[Given instruction] Locate the lines of the listing below that hold "stopped", then copy each of them.

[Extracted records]
* START *

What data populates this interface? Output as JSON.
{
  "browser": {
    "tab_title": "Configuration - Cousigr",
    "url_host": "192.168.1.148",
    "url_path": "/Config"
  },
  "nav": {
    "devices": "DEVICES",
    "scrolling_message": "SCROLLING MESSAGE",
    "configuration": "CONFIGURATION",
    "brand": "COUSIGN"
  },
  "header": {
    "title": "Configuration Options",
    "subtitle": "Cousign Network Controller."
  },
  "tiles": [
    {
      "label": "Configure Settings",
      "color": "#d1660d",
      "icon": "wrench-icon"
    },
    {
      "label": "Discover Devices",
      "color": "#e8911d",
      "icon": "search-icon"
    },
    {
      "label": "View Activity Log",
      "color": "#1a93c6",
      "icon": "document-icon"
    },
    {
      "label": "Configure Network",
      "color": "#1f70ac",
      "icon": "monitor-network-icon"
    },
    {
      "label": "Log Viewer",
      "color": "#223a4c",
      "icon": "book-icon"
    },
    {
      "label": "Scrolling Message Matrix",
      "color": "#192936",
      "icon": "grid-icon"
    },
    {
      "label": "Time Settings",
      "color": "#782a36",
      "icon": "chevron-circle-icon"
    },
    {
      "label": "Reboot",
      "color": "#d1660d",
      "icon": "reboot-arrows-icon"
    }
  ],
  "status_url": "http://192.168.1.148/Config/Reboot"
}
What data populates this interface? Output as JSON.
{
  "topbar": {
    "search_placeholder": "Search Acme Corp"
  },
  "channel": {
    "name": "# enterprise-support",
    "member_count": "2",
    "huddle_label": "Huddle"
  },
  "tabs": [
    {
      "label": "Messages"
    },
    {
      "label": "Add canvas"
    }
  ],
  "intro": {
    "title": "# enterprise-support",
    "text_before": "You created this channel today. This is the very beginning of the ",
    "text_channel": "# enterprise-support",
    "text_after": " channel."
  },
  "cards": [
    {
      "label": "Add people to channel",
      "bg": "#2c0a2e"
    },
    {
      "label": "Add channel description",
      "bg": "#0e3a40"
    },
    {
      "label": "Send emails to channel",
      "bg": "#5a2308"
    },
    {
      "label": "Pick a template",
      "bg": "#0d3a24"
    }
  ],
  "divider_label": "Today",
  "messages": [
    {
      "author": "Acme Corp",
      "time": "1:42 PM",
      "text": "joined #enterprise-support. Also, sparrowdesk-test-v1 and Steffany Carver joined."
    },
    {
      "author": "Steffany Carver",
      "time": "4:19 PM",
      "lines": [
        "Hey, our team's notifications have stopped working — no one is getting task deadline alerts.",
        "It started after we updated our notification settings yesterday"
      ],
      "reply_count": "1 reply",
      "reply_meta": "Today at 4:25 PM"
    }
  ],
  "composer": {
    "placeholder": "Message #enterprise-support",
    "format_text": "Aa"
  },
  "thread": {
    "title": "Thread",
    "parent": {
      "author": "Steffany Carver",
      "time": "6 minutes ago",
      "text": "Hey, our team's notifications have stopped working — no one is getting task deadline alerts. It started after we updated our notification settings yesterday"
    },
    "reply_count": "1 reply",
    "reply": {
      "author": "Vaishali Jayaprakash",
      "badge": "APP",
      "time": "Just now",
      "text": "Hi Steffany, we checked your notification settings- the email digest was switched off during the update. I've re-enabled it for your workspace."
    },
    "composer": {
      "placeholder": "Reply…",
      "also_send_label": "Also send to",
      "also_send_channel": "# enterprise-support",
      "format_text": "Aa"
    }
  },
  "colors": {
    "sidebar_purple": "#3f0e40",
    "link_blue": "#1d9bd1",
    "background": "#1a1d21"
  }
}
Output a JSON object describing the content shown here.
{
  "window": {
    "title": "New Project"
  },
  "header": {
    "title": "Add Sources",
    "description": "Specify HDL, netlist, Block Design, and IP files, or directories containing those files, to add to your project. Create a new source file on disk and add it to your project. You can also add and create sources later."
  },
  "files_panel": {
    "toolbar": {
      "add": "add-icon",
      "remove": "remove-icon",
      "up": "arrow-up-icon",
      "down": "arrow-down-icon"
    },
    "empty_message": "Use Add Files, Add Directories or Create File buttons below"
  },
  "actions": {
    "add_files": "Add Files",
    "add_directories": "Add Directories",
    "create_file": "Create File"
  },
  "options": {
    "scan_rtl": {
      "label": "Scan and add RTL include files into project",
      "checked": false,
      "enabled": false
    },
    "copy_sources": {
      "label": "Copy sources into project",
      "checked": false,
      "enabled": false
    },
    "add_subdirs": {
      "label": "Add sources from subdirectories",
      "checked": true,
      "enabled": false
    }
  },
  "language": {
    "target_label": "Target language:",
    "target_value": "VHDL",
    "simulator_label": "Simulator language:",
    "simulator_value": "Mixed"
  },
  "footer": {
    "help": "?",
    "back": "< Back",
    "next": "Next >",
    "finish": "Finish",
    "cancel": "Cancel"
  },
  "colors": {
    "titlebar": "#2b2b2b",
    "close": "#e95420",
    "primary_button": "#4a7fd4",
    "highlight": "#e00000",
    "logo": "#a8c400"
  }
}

* END *

[Completed task]
        "Hey, our team's notifications have stopped working — no one is getting task deadline alerts.",
      "text": "Hey, our team's notifications have stopped working — no one is getting task deadline alerts. It started after we updated our notification settings yesterday"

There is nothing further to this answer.